=== TEXTO DE REFERÊNCIA ===

O Hino do Amazonas consiste em um canto que celebra as
conquistas da pátria amazonense, cuja música é do maestro Cláudio
Santoro. O hino retrata a gênese deste povo, que ocorreu a
partir de um passado obscuro, marcado por lutas e vitórias. Em seguida,
fala do presente, cujas batalhas já tiveram fim, mas a atitude
de luta e o sentimento de esperança são costumes que continuam
entranhados no povo. O hino ainda exalta o verde da floresta, a
riqueza das matas, a vida das aves e o brilho dos rios, é a primeira
expressão de uma fase que valoriza os elementos regionais, na poética
de Jorge Tufic.
Ainda em 1980, dando sequência à fase de valoração de temas
de cunho regional e do imaginário amazonense, o poeta publica Os
mitos da criação e outros poemas, livro em que se dedica também a uma
mitologia elementar através de um estilo particular. Este livro se
compõe, principalmente, de uma série de poemas que tratam da mitologia
antiga, tendo como alguns dos títulos os poemas “Khnun”,
“Zoroastro” e “Pã”, que se reportam, respectivamente, às mitologias
egípcia, persa e grega. No entanto, no livro o poeta também invade
o mundo do imaginário amazonense, além de subscrever poeticamente
os mitos da era tecnológica e de situações protagonizadas por

seres que se ocultam nos fatos e nas coisas do quotidiano
Este livro consiste em uma fração da vertente tradicional e da
face regional de Tufic porque se volta, sobretudo, a temas da tradição,
mas também à mitologia amazonense, embora os poemas se
estruturem formalmente em um estilo particular e não se configurem
como os modelos canônicos. Por causa disso, o poeta rompe
aí com as intenções clássicas, pois os poemas não se apresentam
mais através das formas fixas e por meio de métrica regular, mas
sim através das formas diversificadas, do metro livre e verso branco,
que esboçam seres fantásticos do imaginário ancestral e amazônico.
Como diz Márcio Souza (1980), este livro é a invenção de Orfeu
do poeta Jorge Tufic, em que os seres mitológicos são combinados
numa poética sem moldes ou regras.

=== EXTRATO DE DADOS ===

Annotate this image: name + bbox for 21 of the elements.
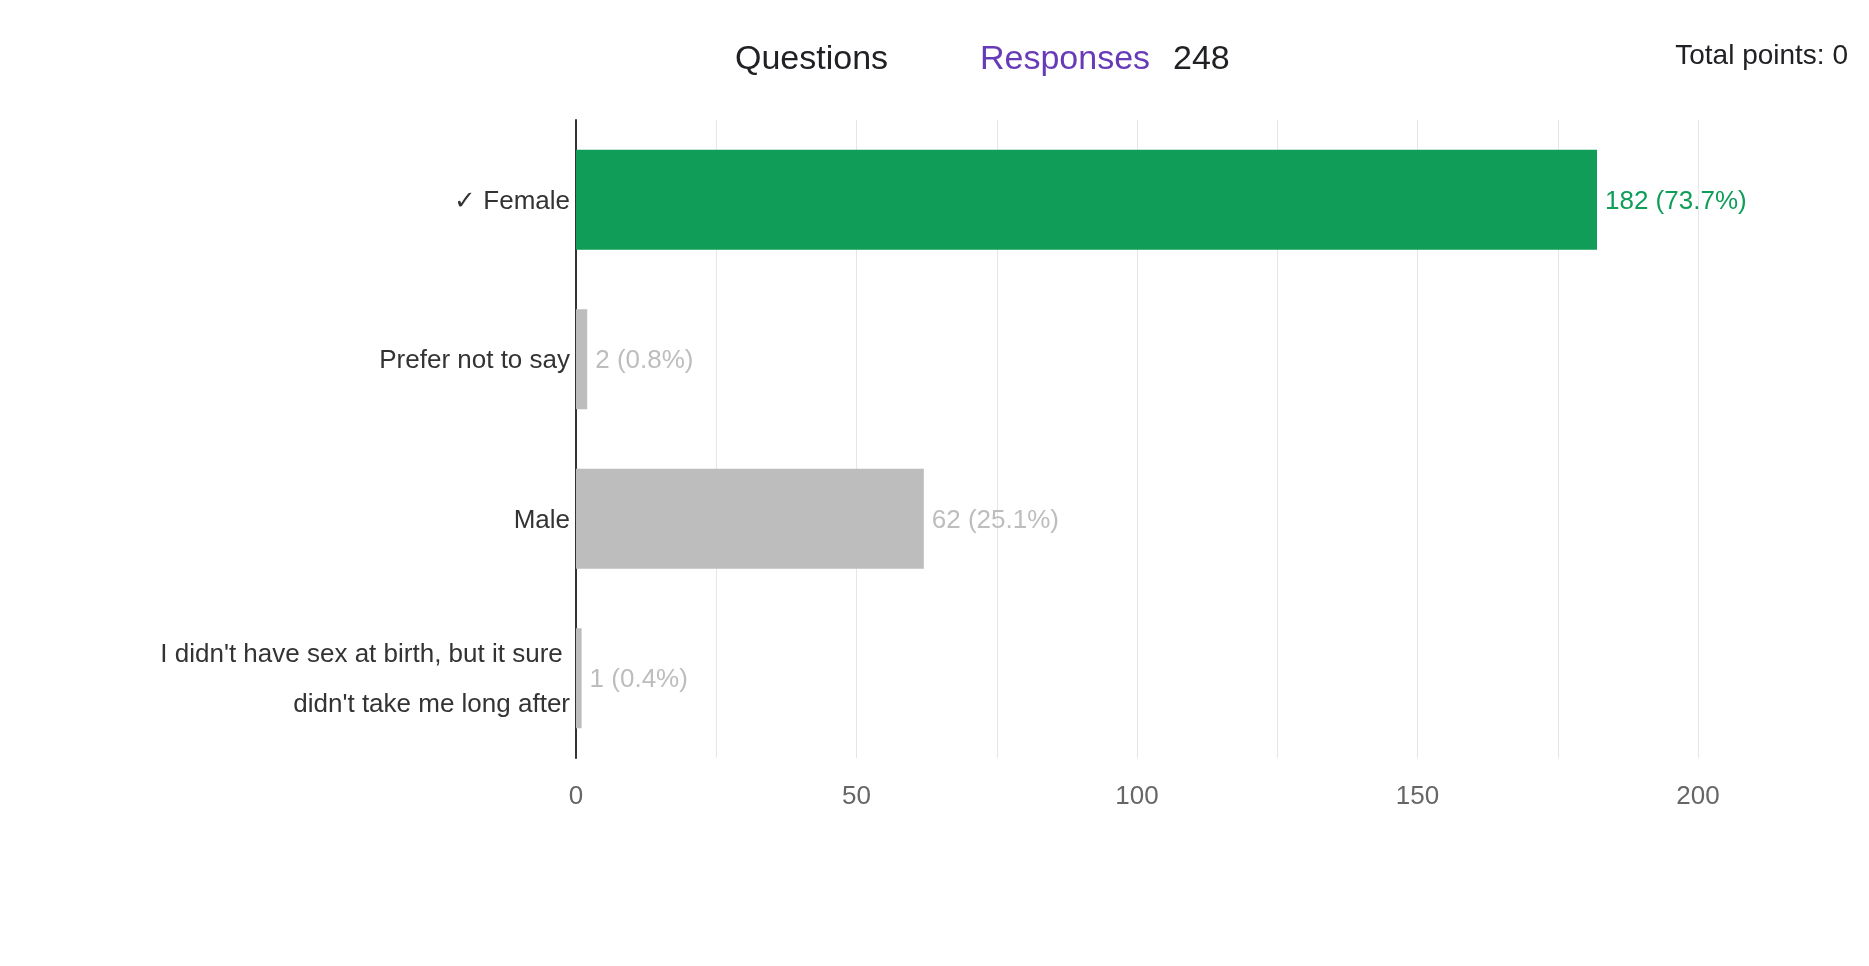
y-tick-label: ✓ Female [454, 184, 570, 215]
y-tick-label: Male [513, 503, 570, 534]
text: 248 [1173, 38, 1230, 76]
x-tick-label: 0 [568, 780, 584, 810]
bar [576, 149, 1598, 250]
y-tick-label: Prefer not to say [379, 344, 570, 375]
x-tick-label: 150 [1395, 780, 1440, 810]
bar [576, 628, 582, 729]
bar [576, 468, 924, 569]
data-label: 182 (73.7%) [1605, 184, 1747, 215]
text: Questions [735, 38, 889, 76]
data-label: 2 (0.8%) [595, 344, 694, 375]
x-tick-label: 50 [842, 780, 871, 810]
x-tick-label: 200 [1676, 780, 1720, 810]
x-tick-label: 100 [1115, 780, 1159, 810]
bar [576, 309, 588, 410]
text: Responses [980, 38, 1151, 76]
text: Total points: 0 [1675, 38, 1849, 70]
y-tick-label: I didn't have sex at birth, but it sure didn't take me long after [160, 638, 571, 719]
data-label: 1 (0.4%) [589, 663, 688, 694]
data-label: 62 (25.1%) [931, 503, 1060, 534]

===

**TAREFAS E EXERCÍCIOS:**
1 - Indique se cada afirmação está de acordo com o texto sobre a poética de Jorge Tufic, justificando com as palavras exatas dele: (a) A música do Hino do Amazonas é do maestro Cláudio Santoro. (b) O livro Os mitos da criação e outros poemas foi publicado em 1990. (c) Os poemas desse livro seguem formas fixas e métrica regular.
2 - Segundo o texto sobre a poética de Jorge Tufic, a que mitologias se reportam os poemas "Khnun", "Zoroastro" e "Pã"?
3 - Dê continuidade ao texto sobre a poética de Jorge Tufic a partir do ponto em que ele termina.
O material é independente do texto sobre a poética de Jorge Tufic.

**RESPOSTAS DAS TAREFAS:**
1 -
(a) Sim: "cuja música é do maestro Cláudio Santoro".
(b) Não: "Ainda em 1980, dando sequência à fase de valoração de temas de cunho regional e do imaginário amazonense, o poeta publica Os mitos da criação e outros poemas".
(c) Não: "os poemas não se apresentam mais através das formas fixas e por meio de métrica regular".

2 - Às mitologias egípcia, persa e grega, respectivamente.

3 -
Em 1982 é publicado Oficina de textos, livro de poemas em tabloide,
cujo suporte é para Jorge Tufic um “livrornal”, uma preferência
de publicação alternativa para os livros de poemas do autor. Os tabloides
do poeta demonstram evolução em suas publicações, mas
hoje em dia o acesso aos originais é difícil. Neste, o poeta dá sequência
à sua escritura variada e pessoal, a qual não se liga às regras e
convenções de escolas artísticas. Em uma pesquisa de Rafael Alauzo
Santo Nicola, publicada na homepage intitulada JORGETUFIC, de
2008, o pesquisador fala sobre Oficina de textos:
Com efeito, é difícil identificar nele qualquer influência de modas
ou de autores. Sua linguagem é pessoal, seus temas são vários
e o conteúdo de sua mensagem é uma crítica permanente à
lógica e às regrinhas insossas do mundo em que se vive, quando
não um motivo para o canto, na justaposição das metáforas e no
desabafo marginal (NICOLA, 2008).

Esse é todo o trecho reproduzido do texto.